> **Problem to solve**: Search the material and gather each line with "data" in it.

> **Items**:

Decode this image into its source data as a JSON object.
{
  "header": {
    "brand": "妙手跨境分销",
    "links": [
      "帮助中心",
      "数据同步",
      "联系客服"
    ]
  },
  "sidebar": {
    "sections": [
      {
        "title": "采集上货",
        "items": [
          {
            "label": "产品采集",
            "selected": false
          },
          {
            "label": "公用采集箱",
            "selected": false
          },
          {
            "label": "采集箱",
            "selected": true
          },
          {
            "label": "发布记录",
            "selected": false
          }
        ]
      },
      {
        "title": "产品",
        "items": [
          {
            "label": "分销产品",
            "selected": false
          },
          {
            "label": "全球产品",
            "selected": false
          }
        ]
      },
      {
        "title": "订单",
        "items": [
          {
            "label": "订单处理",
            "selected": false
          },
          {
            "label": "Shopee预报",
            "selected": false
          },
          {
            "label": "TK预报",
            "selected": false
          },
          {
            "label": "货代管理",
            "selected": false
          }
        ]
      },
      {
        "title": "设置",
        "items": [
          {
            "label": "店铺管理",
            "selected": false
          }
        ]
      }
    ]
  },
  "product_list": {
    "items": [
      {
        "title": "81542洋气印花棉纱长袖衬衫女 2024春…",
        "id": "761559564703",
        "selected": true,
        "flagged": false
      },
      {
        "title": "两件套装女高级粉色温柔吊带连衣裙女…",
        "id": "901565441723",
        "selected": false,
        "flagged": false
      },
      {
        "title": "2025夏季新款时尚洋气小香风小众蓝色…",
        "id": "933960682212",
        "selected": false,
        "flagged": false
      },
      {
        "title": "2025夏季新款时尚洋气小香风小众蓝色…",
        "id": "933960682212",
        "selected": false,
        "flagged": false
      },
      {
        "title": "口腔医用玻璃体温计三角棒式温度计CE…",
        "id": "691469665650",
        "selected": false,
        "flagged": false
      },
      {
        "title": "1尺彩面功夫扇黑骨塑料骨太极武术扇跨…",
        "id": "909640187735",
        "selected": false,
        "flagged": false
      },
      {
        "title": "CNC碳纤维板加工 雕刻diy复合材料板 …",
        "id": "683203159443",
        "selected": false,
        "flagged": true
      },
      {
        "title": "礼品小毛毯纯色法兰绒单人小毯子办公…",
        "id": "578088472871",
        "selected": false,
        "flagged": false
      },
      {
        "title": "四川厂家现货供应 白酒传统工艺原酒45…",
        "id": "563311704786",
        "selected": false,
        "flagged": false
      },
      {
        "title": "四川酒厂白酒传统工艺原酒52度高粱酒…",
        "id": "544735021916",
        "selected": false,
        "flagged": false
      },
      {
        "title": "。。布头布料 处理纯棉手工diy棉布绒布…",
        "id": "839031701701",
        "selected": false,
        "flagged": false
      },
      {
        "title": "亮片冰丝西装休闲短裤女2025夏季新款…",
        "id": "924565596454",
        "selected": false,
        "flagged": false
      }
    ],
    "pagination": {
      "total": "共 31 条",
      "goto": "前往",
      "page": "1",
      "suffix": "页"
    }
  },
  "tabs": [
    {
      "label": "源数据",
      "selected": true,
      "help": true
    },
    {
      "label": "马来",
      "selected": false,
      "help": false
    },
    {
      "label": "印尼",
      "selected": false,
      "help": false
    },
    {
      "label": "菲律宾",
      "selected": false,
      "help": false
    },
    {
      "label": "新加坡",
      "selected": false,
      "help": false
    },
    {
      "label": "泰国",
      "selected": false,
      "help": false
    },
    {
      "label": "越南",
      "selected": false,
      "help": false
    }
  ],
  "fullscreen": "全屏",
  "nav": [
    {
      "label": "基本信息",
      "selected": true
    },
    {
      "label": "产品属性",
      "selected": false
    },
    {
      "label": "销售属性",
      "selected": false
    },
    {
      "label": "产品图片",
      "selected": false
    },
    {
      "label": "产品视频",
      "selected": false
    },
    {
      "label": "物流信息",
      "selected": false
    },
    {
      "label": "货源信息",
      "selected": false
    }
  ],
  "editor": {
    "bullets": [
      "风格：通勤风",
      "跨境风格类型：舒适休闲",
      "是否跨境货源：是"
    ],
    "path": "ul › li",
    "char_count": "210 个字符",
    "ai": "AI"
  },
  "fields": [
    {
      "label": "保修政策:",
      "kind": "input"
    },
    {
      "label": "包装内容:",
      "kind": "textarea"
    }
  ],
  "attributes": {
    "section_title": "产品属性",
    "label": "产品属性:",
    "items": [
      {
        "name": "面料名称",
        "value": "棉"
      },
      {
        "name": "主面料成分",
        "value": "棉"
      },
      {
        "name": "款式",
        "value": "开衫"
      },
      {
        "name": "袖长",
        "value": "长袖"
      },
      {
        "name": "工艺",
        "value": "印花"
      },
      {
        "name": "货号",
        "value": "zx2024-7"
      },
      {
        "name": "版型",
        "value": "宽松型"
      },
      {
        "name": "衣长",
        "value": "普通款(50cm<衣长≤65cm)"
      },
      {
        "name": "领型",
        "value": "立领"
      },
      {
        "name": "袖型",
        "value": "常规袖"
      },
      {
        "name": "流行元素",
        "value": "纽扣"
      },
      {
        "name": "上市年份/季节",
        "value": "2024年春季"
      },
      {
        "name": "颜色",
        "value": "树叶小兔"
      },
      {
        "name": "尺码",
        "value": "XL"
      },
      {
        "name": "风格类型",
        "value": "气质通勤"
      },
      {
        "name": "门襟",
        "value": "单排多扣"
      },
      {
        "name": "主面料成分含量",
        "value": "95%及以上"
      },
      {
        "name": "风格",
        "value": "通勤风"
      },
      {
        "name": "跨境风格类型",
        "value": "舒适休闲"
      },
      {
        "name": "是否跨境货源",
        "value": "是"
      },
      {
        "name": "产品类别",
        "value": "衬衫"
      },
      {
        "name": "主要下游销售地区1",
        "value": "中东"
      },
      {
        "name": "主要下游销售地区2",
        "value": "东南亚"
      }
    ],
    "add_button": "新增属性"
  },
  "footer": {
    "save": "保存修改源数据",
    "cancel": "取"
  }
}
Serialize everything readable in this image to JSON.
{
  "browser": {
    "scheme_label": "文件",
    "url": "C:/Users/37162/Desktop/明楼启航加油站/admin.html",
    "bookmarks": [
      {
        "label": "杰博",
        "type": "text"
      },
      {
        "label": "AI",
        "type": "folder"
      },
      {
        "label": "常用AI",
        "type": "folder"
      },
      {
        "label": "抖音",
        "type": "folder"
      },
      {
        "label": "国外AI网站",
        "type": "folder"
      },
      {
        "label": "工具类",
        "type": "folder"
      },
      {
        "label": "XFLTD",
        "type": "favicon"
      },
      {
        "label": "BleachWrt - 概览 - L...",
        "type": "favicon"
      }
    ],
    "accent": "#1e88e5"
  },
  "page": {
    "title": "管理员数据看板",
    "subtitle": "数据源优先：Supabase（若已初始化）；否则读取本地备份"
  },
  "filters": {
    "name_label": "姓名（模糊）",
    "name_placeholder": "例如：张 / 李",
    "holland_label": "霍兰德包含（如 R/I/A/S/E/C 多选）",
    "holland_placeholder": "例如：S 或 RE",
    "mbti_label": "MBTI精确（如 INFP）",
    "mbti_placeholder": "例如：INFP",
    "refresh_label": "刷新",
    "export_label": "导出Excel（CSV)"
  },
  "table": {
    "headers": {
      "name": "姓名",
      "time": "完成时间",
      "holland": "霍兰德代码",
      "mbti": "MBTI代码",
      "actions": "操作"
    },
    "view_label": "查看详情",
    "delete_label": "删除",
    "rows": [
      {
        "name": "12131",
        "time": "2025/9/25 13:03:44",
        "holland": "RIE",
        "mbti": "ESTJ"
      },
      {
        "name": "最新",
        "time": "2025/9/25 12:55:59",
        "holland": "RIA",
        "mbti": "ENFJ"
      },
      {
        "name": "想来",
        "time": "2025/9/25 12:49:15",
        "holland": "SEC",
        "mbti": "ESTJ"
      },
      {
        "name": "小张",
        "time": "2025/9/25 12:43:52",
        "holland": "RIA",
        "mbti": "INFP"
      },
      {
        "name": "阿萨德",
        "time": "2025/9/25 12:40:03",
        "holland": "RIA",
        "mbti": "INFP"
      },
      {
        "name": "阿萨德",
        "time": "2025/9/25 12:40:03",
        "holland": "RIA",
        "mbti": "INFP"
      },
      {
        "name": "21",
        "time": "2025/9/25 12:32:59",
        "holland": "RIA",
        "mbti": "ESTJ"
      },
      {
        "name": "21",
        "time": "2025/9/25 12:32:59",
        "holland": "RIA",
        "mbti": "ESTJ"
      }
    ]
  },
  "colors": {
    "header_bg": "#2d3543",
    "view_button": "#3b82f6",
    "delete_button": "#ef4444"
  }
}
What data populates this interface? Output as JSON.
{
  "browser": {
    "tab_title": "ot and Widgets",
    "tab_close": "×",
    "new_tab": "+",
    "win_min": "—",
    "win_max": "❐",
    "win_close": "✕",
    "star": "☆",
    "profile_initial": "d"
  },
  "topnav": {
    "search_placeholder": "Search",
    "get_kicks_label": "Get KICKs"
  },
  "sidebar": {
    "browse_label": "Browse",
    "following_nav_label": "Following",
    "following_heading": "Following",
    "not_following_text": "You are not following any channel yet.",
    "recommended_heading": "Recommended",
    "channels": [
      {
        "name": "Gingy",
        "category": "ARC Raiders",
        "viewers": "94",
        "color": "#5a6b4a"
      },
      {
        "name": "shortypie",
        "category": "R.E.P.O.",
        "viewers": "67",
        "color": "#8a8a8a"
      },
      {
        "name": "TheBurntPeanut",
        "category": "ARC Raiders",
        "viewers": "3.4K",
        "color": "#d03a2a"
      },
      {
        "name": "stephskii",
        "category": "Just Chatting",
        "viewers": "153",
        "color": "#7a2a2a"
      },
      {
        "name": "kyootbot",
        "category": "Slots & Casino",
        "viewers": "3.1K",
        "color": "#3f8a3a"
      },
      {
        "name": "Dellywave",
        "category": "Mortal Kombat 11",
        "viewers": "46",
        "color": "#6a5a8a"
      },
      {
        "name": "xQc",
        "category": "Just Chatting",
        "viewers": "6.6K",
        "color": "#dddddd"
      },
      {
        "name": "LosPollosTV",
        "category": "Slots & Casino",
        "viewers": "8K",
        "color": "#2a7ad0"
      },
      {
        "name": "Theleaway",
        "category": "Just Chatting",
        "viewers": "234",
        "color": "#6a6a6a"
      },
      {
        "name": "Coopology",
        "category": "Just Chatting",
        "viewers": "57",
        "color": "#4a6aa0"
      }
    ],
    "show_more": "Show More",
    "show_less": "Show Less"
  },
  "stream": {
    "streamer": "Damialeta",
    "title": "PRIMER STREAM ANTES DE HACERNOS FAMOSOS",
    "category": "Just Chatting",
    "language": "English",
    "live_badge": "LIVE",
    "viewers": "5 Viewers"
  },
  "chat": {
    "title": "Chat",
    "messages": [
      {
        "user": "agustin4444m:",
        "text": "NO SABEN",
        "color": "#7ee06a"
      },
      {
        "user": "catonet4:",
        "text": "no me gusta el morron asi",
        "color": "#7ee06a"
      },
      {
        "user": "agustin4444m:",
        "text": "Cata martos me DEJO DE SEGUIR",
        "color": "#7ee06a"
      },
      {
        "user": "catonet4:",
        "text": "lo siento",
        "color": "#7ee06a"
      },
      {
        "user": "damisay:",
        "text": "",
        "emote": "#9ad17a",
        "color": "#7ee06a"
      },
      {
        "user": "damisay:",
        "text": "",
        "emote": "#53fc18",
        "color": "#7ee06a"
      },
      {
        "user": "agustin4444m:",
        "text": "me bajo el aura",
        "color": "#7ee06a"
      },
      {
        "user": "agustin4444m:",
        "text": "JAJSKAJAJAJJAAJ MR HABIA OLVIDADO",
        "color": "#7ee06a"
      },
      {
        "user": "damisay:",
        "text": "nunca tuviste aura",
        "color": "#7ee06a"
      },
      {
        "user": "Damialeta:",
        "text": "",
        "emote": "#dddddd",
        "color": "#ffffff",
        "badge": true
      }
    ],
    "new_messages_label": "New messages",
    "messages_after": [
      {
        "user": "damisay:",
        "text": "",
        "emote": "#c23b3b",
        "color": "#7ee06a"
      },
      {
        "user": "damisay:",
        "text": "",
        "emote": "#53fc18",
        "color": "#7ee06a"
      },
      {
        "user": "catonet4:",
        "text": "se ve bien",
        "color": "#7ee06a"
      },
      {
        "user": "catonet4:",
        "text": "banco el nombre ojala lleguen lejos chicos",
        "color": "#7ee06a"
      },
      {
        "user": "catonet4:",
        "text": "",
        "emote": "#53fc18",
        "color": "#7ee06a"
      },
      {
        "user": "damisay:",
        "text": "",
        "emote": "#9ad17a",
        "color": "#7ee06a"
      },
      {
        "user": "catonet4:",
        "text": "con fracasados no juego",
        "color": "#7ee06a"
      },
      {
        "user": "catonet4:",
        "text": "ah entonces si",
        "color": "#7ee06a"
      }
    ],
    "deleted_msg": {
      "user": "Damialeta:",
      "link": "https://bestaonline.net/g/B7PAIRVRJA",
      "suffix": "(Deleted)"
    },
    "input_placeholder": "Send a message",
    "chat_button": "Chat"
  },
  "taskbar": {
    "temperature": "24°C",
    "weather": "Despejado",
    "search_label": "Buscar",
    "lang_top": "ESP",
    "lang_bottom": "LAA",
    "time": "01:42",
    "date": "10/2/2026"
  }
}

> **Result of this task**:
Decode this image into its source data as a JSON object.
What data populates this interface? Output as JSON.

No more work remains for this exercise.